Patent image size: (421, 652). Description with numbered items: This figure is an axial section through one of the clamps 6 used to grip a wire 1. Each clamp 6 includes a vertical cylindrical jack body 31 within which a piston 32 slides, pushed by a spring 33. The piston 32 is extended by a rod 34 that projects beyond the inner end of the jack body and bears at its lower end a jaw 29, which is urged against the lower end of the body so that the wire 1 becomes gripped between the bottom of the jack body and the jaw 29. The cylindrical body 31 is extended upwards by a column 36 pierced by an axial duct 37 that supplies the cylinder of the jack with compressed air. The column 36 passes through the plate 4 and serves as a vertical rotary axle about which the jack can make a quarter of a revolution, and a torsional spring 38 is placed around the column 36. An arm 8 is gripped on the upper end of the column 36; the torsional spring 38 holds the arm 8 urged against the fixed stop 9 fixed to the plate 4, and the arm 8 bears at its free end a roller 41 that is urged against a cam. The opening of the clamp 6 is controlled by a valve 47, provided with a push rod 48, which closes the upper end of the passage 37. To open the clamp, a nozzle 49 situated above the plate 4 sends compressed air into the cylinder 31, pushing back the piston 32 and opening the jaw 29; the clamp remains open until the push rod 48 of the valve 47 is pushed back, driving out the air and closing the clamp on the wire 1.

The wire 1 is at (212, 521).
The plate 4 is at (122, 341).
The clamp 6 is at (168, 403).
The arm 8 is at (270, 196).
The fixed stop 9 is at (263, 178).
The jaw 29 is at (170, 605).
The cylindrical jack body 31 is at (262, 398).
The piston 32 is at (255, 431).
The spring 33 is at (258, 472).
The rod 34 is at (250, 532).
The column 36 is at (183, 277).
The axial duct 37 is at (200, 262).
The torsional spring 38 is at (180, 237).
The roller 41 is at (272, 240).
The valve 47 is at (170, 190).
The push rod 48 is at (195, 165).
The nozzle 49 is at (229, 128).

━━━━

Given task: Please pull out each line in the entries above that contains the word "clamp".

Correct output:
Patent image size: (421, 652). Description with numbered items: This figure is an axial section through one of the clamps 6 used to grip a wire 1. Each clamp 6 includes a vertical cylindrical jack body 31 within which a piston 32 slides, pushed by a spring 33. The piston 32 is extended by a rod 34 that projects beyond the inner end of the jack body and bears at its lower end a jaw 29, which is urged against the lower end of the body so that the wire 1 becomes gripped between the bottom of the jack body and the jaw 29. The cylindrical body 31 is extended upwards by a column 36 pierced by an axial duct 37 that supplies the cylinder of the jack with compressed air. The column 36 passes through the plate 4 and serves as a vertical rotary axle about which the jack can make a quarter of a revolution, and a torsional spring 38 is placed around the column 36. An arm 8 is gripped on the upper end of the column 36; the torsional spring 38 holds the arm 8 urged against the fixed stop 9 fixed to the plate 4, and the arm 8 bears at its free end a roller 41 that is urged against a cam. The opening of the clamp 6 is controlled by a valve 47, provided with a push rod 48, which closes the upper end of the passage 37. To open the clamp, a nozzle 49 situated above the plate 4 sends compressed air into the cylinder 31, pushing back the piston 32 and opening the jaw 29; the clamp remains open until the push rod 48 of the valve 47 is pushed back, driving out the air and closing the clamp on the wire 1.
The clamp 6 is at (168, 403).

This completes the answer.